* Begin Task material *

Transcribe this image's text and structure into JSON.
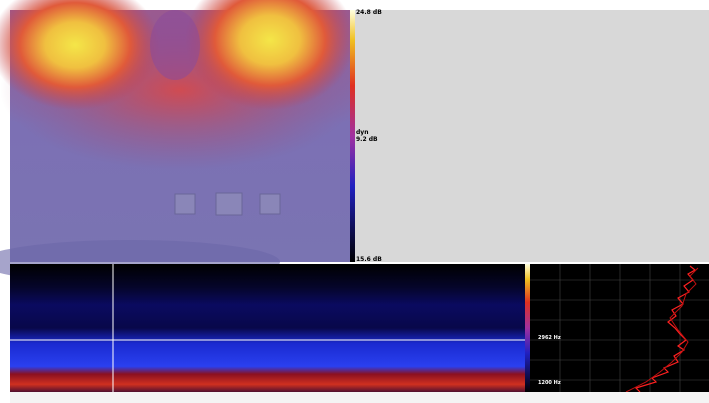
{
  "colorbar": {
    "max": "24.8 dB",
    "mid_label": "dyn",
    "mid_value": "9.2 dB",
    "min": "15.6 dB"
  },
  "spectrum": {
    "upper_marker": "2962 Hz",
    "lower_marker": "1200 Hz"
  }
}
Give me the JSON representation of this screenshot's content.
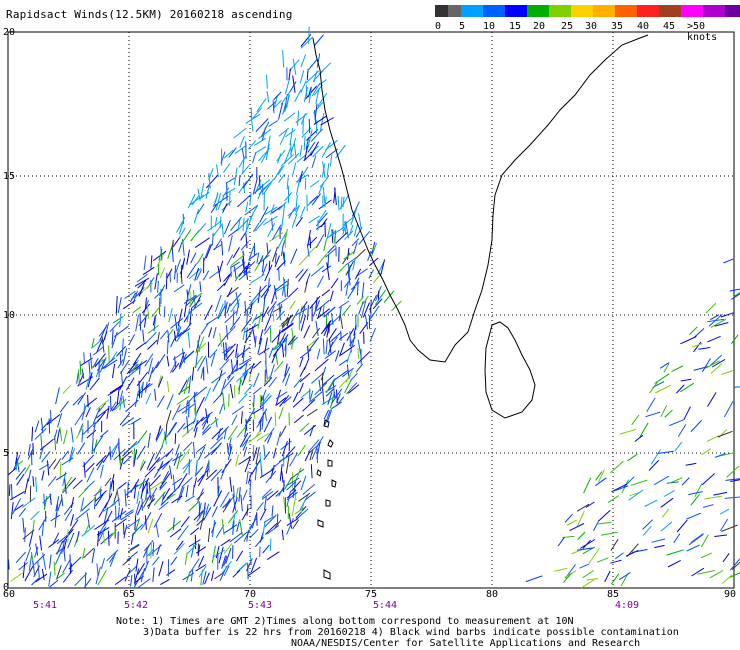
{
  "title": "Rapidsact Winds(12.5KM) 20160218 ascending",
  "scale": {
    "colors": [
      "#333333",
      "#666666",
      "#00a0ff",
      "#0060ff",
      "#0000ff",
      "#00b000",
      "#7fd000",
      "#ffd000",
      "#ffb000",
      "#ff6000",
      "#ff2020",
      "#a04020",
      "#ff00ff",
      "#b000d0",
      "#6a00a0"
    ],
    "labels": [
      "0",
      "5",
      "10",
      "15",
      "20",
      "25",
      "30",
      "35",
      "40",
      "45",
      ">50 knots"
    ]
  },
  "axes": {
    "x_ticks": [
      "60",
      "65",
      "70",
      "75",
      "80",
      "85",
      "90"
    ],
    "y_ticks": [
      "20",
      "15",
      "10",
      "5",
      "0"
    ]
  },
  "pass_times": [
    "5:41",
    "5:42",
    "5:43",
    "5:44",
    "4:09"
  ],
  "notes": {
    "line1": "Note: 1) Times are GMT 2)Times along bottom correspond to measurement at 10N",
    "line2": "3)Data buffer is 22 hrs from 20160218 4) Black wind barbs indicate possible contamination",
    "line3": "NOAA/NESDIS/Center for Satellite Applications and Research"
  }
}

* End Task material *

Written instruction: How many lines in the listing contain "JSON"? Answer with the number alone.

Correct response: 2